Your goal –
Copy out all of the material exactly as presented.

* start Data excerpts *

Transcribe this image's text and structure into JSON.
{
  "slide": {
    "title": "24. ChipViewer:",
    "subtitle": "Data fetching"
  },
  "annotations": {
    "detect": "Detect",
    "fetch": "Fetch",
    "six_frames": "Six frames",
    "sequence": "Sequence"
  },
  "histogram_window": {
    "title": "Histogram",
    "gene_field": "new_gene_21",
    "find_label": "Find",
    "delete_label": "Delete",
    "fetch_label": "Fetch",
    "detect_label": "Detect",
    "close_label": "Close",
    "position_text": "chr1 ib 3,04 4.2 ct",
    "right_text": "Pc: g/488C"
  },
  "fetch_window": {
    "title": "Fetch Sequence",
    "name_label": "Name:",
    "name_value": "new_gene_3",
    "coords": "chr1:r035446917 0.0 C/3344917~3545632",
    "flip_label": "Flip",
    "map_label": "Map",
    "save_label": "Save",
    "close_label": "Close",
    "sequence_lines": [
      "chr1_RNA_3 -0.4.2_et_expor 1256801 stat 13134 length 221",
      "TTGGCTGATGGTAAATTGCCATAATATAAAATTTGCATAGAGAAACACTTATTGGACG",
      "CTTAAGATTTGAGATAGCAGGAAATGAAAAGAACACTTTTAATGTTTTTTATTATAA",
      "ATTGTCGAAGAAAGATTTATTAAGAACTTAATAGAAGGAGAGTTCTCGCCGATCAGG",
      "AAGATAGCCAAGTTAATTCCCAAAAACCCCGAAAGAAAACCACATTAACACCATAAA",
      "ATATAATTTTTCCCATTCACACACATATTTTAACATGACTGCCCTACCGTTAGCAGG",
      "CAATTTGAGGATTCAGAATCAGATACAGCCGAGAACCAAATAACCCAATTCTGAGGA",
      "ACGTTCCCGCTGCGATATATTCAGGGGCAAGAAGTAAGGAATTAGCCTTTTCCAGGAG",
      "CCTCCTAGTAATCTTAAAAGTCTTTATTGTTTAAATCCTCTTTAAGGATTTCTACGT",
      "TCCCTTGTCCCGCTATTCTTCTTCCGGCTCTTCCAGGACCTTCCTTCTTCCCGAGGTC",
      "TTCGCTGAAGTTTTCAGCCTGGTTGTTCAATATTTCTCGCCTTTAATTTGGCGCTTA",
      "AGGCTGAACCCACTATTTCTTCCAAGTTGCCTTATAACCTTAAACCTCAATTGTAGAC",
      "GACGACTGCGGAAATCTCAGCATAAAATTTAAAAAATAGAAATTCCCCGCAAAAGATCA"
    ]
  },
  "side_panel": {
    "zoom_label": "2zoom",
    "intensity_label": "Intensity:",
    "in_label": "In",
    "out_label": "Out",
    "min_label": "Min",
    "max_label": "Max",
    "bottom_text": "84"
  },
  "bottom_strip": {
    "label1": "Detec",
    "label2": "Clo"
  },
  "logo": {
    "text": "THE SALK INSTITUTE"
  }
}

* end Data excerpts *

Exercise response –
Transcribe this image's text and structure into JSON.
{
  "slide": {
    "title": "24. ChipViewer:",
    "subtitle": "Data fetching"
  },
  "annotations": {
    "detect": "Detect",
    "fetch": "Fetch",
    "six_frames": "Six frames",
    "sequence": "Sequence"
  },
  "histogram_window": {
    "title": "Histogram",
    "gene_field": "new_gene_21",
    "find_label": "Find",
    "delete_label": "Delete",
    "fetch_label": "Fetch",
    "detect_label": "Detect",
    "close_label": "Close",
    "position_text": "chr1 ib 3,04 4.2 ct",
    "right_text": "Pc: g/488C"
  },
  "fetch_window": {
    "title": "Fetch Sequence",
    "name_label": "Name:",
    "name_value": "new_gene_3",
    "coords": "chr1:r035446917 0.0 C/3344917~3545632",
    "flip_label": "Flip",
    "map_label": "Map",
    "save_label": "Save",
    "close_label": "Close",
    "sequence_lines": [
      "chr1_RNA_3 -0.4.2_et_expor 1256801 stat 13134 length 221",
      "TTGGCTGATGGTAAATTGCCATAATATAAAATTTGCATAGAGAAACACTTATTGGACG",
      "CTTAAGATTTGAGATAGCAGGAAATGAAAAGAACACTTTTAATGTTTTTTATTATAA",
      "ATTGTCGAAGAAAGATTTATTAAGAACTTAATAGAAGGAGAGTTCTCGCCGATCAGG",
      "AAGATAGCCAAGTTAATTCCCAAAAACCCCGAAAGAAAACCACATTAACACCATAAA",
      "ATATAATTTTTCCCATTCACACACATATTTTAACATGACTGCCCTACCGTTAGCAGG",
      "CAATTTGAGGATTCAGAATCAGATACAGCCGAGAACCAAATAACCCAATTCTGAGGA",
      "ACGTTCCCGCTGCGATATATTCAGGGGCAAGAAGTAAGGAATTAGCCTTTTCCAGGAG",
      "CCTCCTAGTAATCTTAAAAGTCTTTATTGTTTAAATCCTCTTTAAGGATTTCTACGT",
      "TCCCTTGTCCCGCTATTCTTCTTCCGGCTCTTCCAGGACCTTCCTTCTTCCCGAGGTC",
      "TTCGCTGAAGTTTTCAGCCTGGTTGTTCAATATTTCTCGCCTTTAATTTGGCGCTTA",
      "AGGCTGAACCCACTATTTCTTCCAAGTTGCCTTATAACCTTAAACCTCAATTGTAGAC",
      "GACGACTGCGGAAATCTCAGCATAAAATTTAAAAAATAGAAATTCCCCGCAAAAGATCA"
    ]
  },
  "side_panel": {
    "zoom_label": "2zoom",
    "intensity_label": "Intensity:",
    "in_label": "In",
    "out_label": "Out",
    "min_label": "Min",
    "max_label": "Max",
    "bottom_text": "84"
  },
  "bottom_strip": {
    "label1": "Detec",
    "label2": "Clo"
  },
  "logo": {
    "text": "THE SALK INSTITUTE"
  }
}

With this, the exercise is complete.